ENTRIES SUPPLIED:
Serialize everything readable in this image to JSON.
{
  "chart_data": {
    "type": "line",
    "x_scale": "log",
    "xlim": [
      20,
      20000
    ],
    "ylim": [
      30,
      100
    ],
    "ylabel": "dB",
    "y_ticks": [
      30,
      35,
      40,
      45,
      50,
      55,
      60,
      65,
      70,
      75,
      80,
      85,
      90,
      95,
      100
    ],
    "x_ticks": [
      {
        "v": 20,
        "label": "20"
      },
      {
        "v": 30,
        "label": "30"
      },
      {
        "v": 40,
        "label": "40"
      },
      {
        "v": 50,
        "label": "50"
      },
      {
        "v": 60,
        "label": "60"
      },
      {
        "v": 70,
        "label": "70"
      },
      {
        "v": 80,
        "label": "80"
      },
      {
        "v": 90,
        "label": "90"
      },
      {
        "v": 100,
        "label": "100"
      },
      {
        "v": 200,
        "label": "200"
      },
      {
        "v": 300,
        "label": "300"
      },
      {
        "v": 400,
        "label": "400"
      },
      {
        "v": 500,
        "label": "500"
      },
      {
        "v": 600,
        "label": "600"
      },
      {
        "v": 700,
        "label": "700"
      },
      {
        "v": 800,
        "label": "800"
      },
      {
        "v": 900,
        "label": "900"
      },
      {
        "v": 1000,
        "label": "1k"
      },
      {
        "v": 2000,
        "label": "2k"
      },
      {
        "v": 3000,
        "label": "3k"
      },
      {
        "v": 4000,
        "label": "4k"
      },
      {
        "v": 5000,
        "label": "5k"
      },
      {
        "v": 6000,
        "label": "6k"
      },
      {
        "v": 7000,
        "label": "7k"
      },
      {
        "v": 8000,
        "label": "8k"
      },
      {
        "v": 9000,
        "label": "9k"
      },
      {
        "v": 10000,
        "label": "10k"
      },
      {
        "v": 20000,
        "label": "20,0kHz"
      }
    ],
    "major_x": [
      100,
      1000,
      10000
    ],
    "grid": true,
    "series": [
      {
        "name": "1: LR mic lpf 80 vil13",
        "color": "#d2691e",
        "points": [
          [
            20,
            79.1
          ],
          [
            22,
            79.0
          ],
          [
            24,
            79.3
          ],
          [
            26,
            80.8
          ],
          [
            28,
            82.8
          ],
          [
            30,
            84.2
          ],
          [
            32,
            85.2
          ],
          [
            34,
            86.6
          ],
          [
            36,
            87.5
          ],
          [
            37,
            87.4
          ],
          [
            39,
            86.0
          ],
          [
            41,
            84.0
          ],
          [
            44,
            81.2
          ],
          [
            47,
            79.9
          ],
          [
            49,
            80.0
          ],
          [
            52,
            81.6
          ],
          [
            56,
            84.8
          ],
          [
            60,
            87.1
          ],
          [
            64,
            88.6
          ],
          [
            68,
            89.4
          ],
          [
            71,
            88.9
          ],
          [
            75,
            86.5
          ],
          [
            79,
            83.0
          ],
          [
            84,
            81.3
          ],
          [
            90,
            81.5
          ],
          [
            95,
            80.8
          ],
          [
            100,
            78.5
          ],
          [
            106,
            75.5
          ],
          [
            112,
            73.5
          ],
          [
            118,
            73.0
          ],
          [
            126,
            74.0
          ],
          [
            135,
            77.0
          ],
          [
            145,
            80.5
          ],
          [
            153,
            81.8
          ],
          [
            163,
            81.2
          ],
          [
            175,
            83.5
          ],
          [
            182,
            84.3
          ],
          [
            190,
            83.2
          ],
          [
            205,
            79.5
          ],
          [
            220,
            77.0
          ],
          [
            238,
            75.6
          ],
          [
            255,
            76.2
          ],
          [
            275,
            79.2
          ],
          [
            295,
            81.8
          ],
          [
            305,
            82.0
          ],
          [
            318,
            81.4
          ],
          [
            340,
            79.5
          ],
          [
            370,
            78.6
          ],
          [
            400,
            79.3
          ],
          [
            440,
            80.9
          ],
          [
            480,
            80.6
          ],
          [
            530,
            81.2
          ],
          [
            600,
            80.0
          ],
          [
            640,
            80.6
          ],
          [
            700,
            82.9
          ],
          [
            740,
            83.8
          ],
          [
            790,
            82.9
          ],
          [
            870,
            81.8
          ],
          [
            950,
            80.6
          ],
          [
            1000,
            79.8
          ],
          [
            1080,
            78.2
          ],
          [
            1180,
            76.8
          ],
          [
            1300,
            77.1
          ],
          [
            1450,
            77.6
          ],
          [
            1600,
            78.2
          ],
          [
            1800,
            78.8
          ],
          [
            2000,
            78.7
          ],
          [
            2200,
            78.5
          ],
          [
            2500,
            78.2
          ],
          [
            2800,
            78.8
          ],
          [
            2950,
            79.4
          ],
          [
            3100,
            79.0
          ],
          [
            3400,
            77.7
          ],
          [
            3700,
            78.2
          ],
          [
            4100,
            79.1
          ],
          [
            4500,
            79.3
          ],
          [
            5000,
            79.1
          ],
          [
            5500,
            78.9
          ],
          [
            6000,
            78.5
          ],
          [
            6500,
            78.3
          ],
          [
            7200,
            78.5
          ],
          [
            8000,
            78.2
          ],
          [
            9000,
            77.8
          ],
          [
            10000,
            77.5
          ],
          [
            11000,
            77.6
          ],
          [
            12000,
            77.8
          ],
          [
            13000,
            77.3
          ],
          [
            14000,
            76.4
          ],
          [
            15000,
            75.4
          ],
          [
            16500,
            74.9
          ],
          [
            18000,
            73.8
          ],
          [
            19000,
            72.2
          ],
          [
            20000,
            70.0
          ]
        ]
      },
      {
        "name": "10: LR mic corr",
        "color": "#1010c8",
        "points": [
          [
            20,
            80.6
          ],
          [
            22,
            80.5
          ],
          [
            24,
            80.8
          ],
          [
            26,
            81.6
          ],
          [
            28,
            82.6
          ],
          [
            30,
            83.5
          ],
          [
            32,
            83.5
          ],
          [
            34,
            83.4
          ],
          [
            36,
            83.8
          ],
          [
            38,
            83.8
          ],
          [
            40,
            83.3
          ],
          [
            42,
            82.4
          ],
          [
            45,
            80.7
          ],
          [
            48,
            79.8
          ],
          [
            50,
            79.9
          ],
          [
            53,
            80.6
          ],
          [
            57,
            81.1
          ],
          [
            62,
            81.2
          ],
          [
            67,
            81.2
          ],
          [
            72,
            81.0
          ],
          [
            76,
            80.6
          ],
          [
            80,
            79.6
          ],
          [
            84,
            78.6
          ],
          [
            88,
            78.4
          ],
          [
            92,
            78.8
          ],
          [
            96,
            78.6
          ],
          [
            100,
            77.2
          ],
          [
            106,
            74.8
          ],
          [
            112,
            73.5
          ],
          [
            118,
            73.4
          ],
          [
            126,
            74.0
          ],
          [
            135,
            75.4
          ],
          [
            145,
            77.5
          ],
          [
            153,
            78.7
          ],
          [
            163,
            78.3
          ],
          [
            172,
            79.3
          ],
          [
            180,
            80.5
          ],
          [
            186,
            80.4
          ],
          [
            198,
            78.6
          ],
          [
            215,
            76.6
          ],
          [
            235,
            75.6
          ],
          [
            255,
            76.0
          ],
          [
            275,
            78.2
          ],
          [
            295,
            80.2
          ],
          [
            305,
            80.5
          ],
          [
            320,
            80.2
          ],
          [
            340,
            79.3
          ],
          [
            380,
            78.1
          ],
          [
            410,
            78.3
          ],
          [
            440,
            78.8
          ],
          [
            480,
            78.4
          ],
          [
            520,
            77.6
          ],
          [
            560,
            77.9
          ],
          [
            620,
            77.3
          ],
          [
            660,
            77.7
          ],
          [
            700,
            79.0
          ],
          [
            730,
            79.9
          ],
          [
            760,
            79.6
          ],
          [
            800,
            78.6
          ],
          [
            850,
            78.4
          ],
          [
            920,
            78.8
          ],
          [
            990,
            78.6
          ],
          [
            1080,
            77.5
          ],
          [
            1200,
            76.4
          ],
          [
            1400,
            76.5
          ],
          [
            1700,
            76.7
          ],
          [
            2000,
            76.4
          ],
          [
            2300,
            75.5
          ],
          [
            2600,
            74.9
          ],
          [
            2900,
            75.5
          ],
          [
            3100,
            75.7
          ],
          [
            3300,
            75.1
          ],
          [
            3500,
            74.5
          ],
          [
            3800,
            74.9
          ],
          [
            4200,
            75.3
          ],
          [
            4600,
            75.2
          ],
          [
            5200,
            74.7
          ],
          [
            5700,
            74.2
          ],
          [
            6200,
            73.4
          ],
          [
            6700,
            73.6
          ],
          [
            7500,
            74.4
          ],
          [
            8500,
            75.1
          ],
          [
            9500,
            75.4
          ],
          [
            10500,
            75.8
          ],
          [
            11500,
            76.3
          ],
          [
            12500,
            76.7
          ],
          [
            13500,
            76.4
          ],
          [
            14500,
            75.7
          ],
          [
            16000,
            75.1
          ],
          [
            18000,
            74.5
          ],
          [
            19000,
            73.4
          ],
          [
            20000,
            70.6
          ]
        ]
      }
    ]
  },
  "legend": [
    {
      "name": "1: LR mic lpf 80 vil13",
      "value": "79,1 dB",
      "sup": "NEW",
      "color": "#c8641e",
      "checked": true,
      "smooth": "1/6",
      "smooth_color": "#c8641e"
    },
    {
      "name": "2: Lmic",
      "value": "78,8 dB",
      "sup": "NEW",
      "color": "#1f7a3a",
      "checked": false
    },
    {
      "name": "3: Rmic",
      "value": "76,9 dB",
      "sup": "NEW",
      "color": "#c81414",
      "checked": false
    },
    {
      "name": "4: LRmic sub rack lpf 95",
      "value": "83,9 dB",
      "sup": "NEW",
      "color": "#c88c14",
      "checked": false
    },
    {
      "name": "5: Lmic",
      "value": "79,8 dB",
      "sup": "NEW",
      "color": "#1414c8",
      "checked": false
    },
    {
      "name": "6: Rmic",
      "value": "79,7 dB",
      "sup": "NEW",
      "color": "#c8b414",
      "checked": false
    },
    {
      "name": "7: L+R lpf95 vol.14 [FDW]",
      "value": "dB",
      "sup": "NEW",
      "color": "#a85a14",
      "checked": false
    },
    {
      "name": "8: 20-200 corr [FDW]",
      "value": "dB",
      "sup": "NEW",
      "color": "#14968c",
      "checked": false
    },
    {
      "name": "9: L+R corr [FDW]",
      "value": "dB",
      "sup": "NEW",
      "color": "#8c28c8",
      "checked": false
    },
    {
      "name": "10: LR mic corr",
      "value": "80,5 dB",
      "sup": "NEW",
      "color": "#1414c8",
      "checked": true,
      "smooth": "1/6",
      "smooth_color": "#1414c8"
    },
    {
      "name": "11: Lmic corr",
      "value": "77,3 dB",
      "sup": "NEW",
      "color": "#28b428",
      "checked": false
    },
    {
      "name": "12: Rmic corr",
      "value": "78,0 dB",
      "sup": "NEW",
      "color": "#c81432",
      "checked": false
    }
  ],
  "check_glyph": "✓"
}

WORK INSTRUCTIONS: Within the material above, find the lines that contain the word "value"; copy them.

RESPONSE TO THE TASK:
      "value": "79,1 dB",
      "value": "78,8 dB",
      "value": "76,9 dB",
      "value": "83,9 dB",
      "value": "79,8 dB",
      "value": "79,7 dB",
      "value": "dB",
      "value": "dB",
      "value": "dB",
      "value": "80,5 dB",
      "value": "77,3 dB",
      "value": "78,0 dB",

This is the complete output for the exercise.